***** RECORDS FOR THIS EXERCISE

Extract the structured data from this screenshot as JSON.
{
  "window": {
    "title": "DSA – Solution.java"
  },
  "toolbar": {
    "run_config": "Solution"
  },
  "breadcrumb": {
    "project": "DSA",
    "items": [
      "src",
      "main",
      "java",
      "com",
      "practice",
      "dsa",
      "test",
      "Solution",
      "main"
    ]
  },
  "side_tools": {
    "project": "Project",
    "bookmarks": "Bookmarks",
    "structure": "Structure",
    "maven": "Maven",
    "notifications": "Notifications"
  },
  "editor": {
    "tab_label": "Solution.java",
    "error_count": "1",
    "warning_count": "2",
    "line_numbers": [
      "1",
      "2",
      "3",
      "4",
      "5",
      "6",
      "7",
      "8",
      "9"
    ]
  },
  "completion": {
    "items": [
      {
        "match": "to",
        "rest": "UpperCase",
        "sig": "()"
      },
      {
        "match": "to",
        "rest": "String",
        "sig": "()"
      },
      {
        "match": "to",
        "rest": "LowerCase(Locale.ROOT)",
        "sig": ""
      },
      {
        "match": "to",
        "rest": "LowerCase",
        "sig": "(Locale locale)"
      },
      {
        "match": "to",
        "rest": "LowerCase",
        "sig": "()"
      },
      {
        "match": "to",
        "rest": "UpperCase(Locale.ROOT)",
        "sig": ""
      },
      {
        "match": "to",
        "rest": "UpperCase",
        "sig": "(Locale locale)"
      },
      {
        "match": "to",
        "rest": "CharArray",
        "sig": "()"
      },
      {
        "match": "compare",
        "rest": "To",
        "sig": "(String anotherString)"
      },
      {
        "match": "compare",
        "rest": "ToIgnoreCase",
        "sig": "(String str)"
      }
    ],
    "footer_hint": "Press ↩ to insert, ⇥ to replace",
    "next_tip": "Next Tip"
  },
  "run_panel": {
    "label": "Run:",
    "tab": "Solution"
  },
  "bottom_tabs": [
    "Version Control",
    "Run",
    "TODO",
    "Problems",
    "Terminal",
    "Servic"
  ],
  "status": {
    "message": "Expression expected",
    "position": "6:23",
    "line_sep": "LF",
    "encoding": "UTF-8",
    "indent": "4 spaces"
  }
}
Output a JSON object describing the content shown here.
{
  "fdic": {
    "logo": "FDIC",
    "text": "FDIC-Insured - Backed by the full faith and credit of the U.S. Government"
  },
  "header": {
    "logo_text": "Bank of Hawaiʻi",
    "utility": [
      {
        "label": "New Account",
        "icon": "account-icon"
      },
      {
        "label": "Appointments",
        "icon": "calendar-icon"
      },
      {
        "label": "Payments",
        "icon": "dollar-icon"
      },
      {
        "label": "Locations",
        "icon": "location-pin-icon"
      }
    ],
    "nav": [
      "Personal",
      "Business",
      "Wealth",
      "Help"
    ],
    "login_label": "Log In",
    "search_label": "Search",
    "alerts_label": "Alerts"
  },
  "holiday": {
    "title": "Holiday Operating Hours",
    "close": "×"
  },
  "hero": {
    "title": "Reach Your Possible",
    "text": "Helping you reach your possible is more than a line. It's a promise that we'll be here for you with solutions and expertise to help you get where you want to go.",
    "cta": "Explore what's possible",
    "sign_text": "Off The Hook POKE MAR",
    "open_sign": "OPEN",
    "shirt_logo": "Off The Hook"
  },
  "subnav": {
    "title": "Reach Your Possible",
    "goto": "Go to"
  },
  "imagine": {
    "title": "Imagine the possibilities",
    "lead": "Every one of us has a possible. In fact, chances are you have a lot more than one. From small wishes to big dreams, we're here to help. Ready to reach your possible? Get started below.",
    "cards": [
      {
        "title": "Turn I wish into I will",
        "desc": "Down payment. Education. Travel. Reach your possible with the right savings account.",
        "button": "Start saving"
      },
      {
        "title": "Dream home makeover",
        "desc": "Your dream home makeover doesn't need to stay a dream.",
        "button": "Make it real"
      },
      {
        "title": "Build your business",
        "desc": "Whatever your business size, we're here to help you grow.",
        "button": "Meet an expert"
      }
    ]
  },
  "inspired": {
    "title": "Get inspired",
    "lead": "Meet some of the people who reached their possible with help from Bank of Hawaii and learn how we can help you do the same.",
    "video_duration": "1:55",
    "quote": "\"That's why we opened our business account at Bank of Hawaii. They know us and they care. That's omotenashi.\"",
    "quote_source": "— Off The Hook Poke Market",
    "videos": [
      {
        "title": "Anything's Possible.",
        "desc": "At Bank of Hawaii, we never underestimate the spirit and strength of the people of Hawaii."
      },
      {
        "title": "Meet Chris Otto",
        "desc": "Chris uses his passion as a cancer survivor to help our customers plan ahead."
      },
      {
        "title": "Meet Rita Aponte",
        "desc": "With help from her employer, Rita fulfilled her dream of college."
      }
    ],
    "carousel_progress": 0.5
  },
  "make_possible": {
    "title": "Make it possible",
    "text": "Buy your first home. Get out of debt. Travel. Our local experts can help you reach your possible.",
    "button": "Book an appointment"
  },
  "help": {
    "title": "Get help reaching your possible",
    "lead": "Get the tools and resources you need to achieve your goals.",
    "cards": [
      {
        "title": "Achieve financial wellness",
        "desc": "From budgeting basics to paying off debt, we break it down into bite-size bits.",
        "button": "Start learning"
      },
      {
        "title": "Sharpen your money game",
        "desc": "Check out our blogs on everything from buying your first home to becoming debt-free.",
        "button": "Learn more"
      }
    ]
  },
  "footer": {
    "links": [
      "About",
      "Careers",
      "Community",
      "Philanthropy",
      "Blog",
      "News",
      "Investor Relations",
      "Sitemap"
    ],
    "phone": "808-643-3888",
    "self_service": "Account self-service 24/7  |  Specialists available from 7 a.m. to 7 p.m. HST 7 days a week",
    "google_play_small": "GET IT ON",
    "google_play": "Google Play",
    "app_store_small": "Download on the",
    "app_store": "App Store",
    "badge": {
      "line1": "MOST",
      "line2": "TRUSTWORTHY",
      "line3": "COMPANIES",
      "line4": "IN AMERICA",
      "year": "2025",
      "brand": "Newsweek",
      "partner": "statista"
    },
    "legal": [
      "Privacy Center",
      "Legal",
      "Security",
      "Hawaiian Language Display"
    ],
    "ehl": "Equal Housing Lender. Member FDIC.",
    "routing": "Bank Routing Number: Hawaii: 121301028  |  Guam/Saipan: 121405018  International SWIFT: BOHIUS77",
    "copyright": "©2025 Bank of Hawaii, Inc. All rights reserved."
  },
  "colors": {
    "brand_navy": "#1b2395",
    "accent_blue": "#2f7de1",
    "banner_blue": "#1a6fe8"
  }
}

**********

### PROBLEM TO WORK ON:
Every record shown above should be written out again exactly.

### REPLY TO THE EXERCISE:
Extract the structured data from this screenshot as JSON.
{
  "window": {
    "title": "DSA – Solution.java"
  },
  "toolbar": {
    "run_config": "Solution"
  },
  "breadcrumb": {
    "project": "DSA",
    "items": [
      "src",
      "main",
      "java",
      "com",
      "practice",
      "dsa",
      "test",
      "Solution",
      "main"
    ]
  },
  "side_tools": {
    "project": "Project",
    "bookmarks": "Bookmarks",
    "structure": "Structure",
    "maven": "Maven",
    "notifications": "Notifications"
  },
  "editor": {
    "tab_label": "Solution.java",
    "error_count": "1",
    "warning_count": "2",
    "line_numbers": [
      "1",
      "2",
      "3",
      "4",
      "5",
      "6",
      "7",
      "8",
      "9"
    ]
  },
  "completion": {
    "items": [
      {
        "match": "to",
        "rest": "UpperCase",
        "sig": "()"
      },
      {
        "match": "to",
        "rest": "String",
        "sig": "()"
      },
      {
        "match": "to",
        "rest": "LowerCase(Locale.ROOT)",
        "sig": ""
      },
      {
        "match": "to",
        "rest": "LowerCase",
        "sig": "(Locale locale)"
      },
      {
        "match": "to",
        "rest": "LowerCase",
        "sig": "()"
      },
      {
        "match": "to",
        "rest": "UpperCase(Locale.ROOT)",
        "sig": ""
      },
      {
        "match": "to",
        "rest": "UpperCase",
        "sig": "(Locale locale)"
      },
      {
        "match": "to",
        "rest": "CharArray",
        "sig": "()"
      },
      {
        "match": "compare",
        "rest": "To",
        "sig": "(String anotherString)"
      },
      {
        "match": "compare",
        "rest": "ToIgnoreCase",
        "sig": "(String str)"
      }
    ],
    "footer_hint": "Press ↩ to insert, ⇥ to replace",
    "next_tip": "Next Tip"
  },
  "run_panel": {
    "label": "Run:",
    "tab": "Solution"
  },
  "bottom_tabs": [
    "Version Control",
    "Run",
    "TODO",
    "Problems",
    "Terminal",
    "Servic"
  ],
  "status": {
    "message": "Expression expected",
    "position": "6:23",
    "line_sep": "LF",
    "encoding": "UTF-8",
    "indent": "4 spaces"
  }
}
Output a JSON object describing the content shown here.
{
  "fdic": {
    "logo": "FDIC",
    "text": "FDIC-Insured - Backed by the full faith and credit of the U.S. Government"
  },
  "header": {
    "logo_text": "Bank of Hawaiʻi",
    "utility": [
      {
        "label": "New Account",
        "icon": "account-icon"
      },
      {
        "label": "Appointments",
        "icon": "calendar-icon"
      },
      {
        "label": "Payments",
        "icon": "dollar-icon"
      },
      {
        "label": "Locations",
        "icon": "location-pin-icon"
      }
    ],
    "nav": [
      "Personal",
      "Business",
      "Wealth",
      "Help"
    ],
    "login_label": "Log In",
    "search_label": "Search",
    "alerts_label": "Alerts"
  },
  "holiday": {
    "title": "Holiday Operating Hours",
    "close": "×"
  },
  "hero": {
    "title": "Reach Your Possible",
    "text": "Helping you reach your possible is more than a line. It's a promise that we'll be here for you with solutions and expertise to help you get where you want to go.",
    "cta": "Explore what's possible",
    "sign_text": "Off The Hook POKE MAR",
    "open_sign": "OPEN",
    "shirt_logo": "Off The Hook"
  },
  "subnav": {
    "title": "Reach Your Possible",
    "goto": "Go to"
  },
  "imagine": {
    "title": "Imagine the possibilities",
    "lead": "Every one of us has a possible. In fact, chances are you have a lot more than one. From small wishes to big dreams, we're here to help. Ready to reach your possible? Get started below.",
    "cards": [
      {
        "title": "Turn I wish into I will",
        "desc": "Down payment. Education. Travel. Reach your possible with the right savings account.",
        "button": "Start saving"
      },
      {
        "title": "Dream home makeover",
        "desc": "Your dream home makeover doesn't need to stay a dream.",
        "button": "Make it real"
      },
      {
        "title": "Build your business",
        "desc": "Whatever your business size, we're here to help you grow.",
        "button": "Meet an expert"
      }
    ]
  },
  "inspired": {
    "title": "Get inspired",
    "lead": "Meet some of the people who reached their possible with help from Bank of Hawaii and learn how we can help you do the same.",
    "video_duration": "1:55",
    "quote": "\"That's why we opened our business account at Bank of Hawaii. They know us and they care. That's omotenashi.\"",
    "quote_source": "— Off The Hook Poke Market",
    "videos": [
      {
        "title": "Anything's Possible.",
        "desc": "At Bank of Hawaii, we never underestimate the spirit and strength of the people of Hawaii."
      },
      {
        "title": "Meet Chris Otto",
        "desc": "Chris uses his passion as a cancer survivor to help our customers plan ahead."
      },
      {
        "title": "Meet Rita Aponte",
        "desc": "With help from her employer, Rita fulfilled her dream of college."
      }
    ],
    "carousel_progress": 0.5
  },
  "make_possible": {
    "title": "Make it possible",
    "text": "Buy your first home. Get out of debt. Travel. Our local experts can help you reach your possible.",
    "button": "Book an appointment"
  },
  "help": {
    "title": "Get help reaching your possible",
    "lead": "Get the tools and resources you need to achieve your goals.",
    "cards": [
      {
        "title": "Achieve financial wellness",
        "desc": "From budgeting basics to paying off debt, we break it down into bite-size bits.",
        "button": "Start learning"
      },
      {
        "title": "Sharpen your money game",
        "desc": "Check out our blogs on everything from buying your first home to becoming debt-free.",
        "button": "Learn more"
      }
    ]
  },
  "footer": {
    "links": [
      "About",
      "Careers",
      "Community",
      "Philanthropy",
      "Blog",
      "News",
      "Investor Relations",
      "Sitemap"
    ],
    "phone": "808-643-3888",
    "self_service": "Account self-service 24/7  |  Specialists available from 7 a.m. to 7 p.m. HST 7 days a week",
    "google_play_small": "GET IT ON",
    "google_play": "Google Play",
    "app_store_small": "Download on the",
    "app_store": "App Store",
    "badge": {
      "line1": "MOST",
      "line2": "TRUSTWORTHY",
      "line3": "COMPANIES",
      "line4": "IN AMERICA",
      "year": "2025",
      "brand": "Newsweek",
      "partner": "statista"
    },
    "legal": [
      "Privacy Center",
      "Legal",
      "Security",
      "Hawaiian Language Display"
    ],
    "ehl": "Equal Housing Lender. Member FDIC.",
    "routing": "Bank Routing Number: Hawaii: 121301028  |  Guam/Saipan: 121405018  International SWIFT: BOHIUS77",
    "copyright": "©2025 Bank of Hawaii, Inc. All rights reserved."
  },
  "colors": {
    "brand_navy": "#1b2395",
    "accent_blue": "#2f7de1",
    "banner_blue": "#1a6fe8"
  }
}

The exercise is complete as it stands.